### WHAT THE EXERCISE ASKS
Copy out all of the material exactly.

Items from a figure collection:
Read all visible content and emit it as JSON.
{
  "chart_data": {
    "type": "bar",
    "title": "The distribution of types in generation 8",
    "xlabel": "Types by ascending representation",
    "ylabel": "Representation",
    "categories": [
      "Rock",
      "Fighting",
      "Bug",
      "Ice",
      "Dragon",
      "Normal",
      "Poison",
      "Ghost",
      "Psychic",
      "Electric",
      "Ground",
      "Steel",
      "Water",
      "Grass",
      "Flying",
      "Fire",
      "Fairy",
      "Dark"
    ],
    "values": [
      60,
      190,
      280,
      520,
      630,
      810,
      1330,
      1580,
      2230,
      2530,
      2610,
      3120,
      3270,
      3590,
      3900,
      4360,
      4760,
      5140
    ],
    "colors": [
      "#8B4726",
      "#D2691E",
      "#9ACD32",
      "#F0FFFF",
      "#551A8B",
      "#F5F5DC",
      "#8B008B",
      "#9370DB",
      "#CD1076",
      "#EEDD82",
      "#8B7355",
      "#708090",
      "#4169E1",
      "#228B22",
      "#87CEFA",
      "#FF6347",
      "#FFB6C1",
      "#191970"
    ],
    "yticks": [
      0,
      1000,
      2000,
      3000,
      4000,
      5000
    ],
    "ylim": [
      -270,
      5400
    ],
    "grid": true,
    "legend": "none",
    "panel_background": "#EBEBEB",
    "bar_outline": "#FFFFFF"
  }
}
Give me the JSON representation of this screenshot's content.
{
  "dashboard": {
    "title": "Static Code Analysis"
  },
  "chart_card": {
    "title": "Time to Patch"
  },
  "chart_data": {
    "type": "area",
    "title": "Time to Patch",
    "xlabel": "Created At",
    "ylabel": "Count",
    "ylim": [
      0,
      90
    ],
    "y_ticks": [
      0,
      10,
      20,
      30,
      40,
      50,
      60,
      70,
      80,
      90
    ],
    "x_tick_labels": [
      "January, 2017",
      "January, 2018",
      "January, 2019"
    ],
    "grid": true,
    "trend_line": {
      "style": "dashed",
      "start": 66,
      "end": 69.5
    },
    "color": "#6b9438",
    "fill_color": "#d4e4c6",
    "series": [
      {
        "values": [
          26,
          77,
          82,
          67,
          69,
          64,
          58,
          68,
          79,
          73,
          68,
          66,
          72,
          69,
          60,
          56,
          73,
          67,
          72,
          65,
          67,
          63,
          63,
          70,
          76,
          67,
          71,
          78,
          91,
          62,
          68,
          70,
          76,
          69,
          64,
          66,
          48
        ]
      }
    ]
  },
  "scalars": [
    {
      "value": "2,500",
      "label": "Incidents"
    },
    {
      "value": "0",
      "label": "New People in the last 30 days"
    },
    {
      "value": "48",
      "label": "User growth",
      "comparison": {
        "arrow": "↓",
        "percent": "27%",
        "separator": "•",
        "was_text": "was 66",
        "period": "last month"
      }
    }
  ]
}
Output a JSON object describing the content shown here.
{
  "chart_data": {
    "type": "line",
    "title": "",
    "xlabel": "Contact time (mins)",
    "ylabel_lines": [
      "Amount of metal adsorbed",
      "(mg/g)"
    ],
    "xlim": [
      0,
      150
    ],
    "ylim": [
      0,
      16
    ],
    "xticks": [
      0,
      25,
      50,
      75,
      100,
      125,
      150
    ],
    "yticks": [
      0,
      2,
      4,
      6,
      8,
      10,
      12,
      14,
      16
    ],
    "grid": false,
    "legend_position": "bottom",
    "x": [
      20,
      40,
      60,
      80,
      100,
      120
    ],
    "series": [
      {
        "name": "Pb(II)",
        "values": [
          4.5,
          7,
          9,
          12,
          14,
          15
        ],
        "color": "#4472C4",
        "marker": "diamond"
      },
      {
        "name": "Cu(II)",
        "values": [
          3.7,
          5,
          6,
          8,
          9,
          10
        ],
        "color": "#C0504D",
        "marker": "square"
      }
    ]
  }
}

### WORKED ANSWER
Read all visible content and emit it as JSON.
{
  "chart_data": {
    "type": "bar",
    "title": "The distribution of types in generation 8",
    "xlabel": "Types by ascending representation",
    "ylabel": "Representation",
    "categories": [
      "Rock",
      "Fighting",
      "Bug",
      "Ice",
      "Dragon",
      "Normal",
      "Poison",
      "Ghost",
      "Psychic",
      "Electric",
      "Ground",
      "Steel",
      "Water",
      "Grass",
      "Flying",
      "Fire",
      "Fairy",
      "Dark"
    ],
    "values": [
      60,
      190,
      280,
      520,
      630,
      810,
      1330,
      1580,
      2230,
      2530,
      2610,
      3120,
      3270,
      3590,
      3900,
      4360,
      4760,
      5140
    ],
    "colors": [
      "#8B4726",
      "#D2691E",
      "#9ACD32",
      "#F0FFFF",
      "#551A8B",
      "#F5F5DC",
      "#8B008B",
      "#9370DB",
      "#CD1076",
      "#EEDD82",
      "#8B7355",
      "#708090",
      "#4169E1",
      "#228B22",
      "#87CEFA",
      "#FF6347",
      "#FFB6C1",
      "#191970"
    ],
    "yticks": [
      0,
      1000,
      2000,
      3000,
      4000,
      5000
    ],
    "ylim": [
      -270,
      5400
    ],
    "grid": true,
    "legend": "none",
    "panel_background": "#EBEBEB",
    "bar_outline": "#FFFFFF"
  }
}
Give me the JSON representation of this screenshot's content.
{
  "dashboard": {
    "title": "Static Code Analysis"
  },
  "chart_card": {
    "title": "Time to Patch"
  },
  "chart_data": {
    "type": "area",
    "title": "Time to Patch",
    "xlabel": "Created At",
    "ylabel": "Count",
    "ylim": [
      0,
      90
    ],
    "y_ticks": [
      0,
      10,
      20,
      30,
      40,
      50,
      60,
      70,
      80,
      90
    ],
    "x_tick_labels": [
      "January, 2017",
      "January, 2018",
      "January, 2019"
    ],
    "grid": true,
    "trend_line": {
      "style": "dashed",
      "start": 66,
      "end": 69.5
    },
    "color": "#6b9438",
    "fill_color": "#d4e4c6",
    "series": [
      {
        "values": [
          26,
          77,
          82,
          67,
          69,
          64,
          58,
          68,
          79,
          73,
          68,
          66,
          72,
          69,
          60,
          56,
          73,
          67,
          72,
          65,
          67,
          63,
          63,
          70,
          76,
          67,
          71,
          78,
          91,
          62,
          68,
          70,
          76,
          69,
          64,
          66,
          48
        ]
      }
    ]
  },
  "scalars": [
    {
      "value": "2,500",
      "label": "Incidents"
    },
    {
      "value": "0",
      "label": "New People in the last 30 days"
    },
    {
      "value": "48",
      "label": "User growth",
      "comparison": {
        "arrow": "↓",
        "percent": "27%",
        "separator": "•",
        "was_text": "was 66",
        "period": "last month"
      }
    }
  ]
}
Output a JSON object describing the content shown here.
{
  "chart_data": {
    "type": "line",
    "title": "",
    "xlabel": "Contact time (mins)",
    "ylabel_lines": [
      "Amount of metal adsorbed",
      "(mg/g)"
    ],
    "xlim": [
      0,
      150
    ],
    "ylim": [
      0,
      16
    ],
    "xticks": [
      0,
      25,
      50,
      75,
      100,
      125,
      150
    ],
    "yticks": [
      0,
      2,
      4,
      6,
      8,
      10,
      12,
      14,
      16
    ],
    "grid": false,
    "legend_position": "bottom",
    "x": [
      20,
      40,
      60,
      80,
      100,
      120
    ],
    "series": [
      {
        "name": "Pb(II)",
        "values": [
          4.5,
          7,
          9,
          12,
          14,
          15
        ],
        "color": "#4472C4",
        "marker": "diamond"
      },
      {
        "name": "Cu(II)",
        "values": [
          3.7,
          5,
          6,
          8,
          9,
          10
        ],
        "color": "#C0504D",
        "marker": "square"
      }
    ]
  }
}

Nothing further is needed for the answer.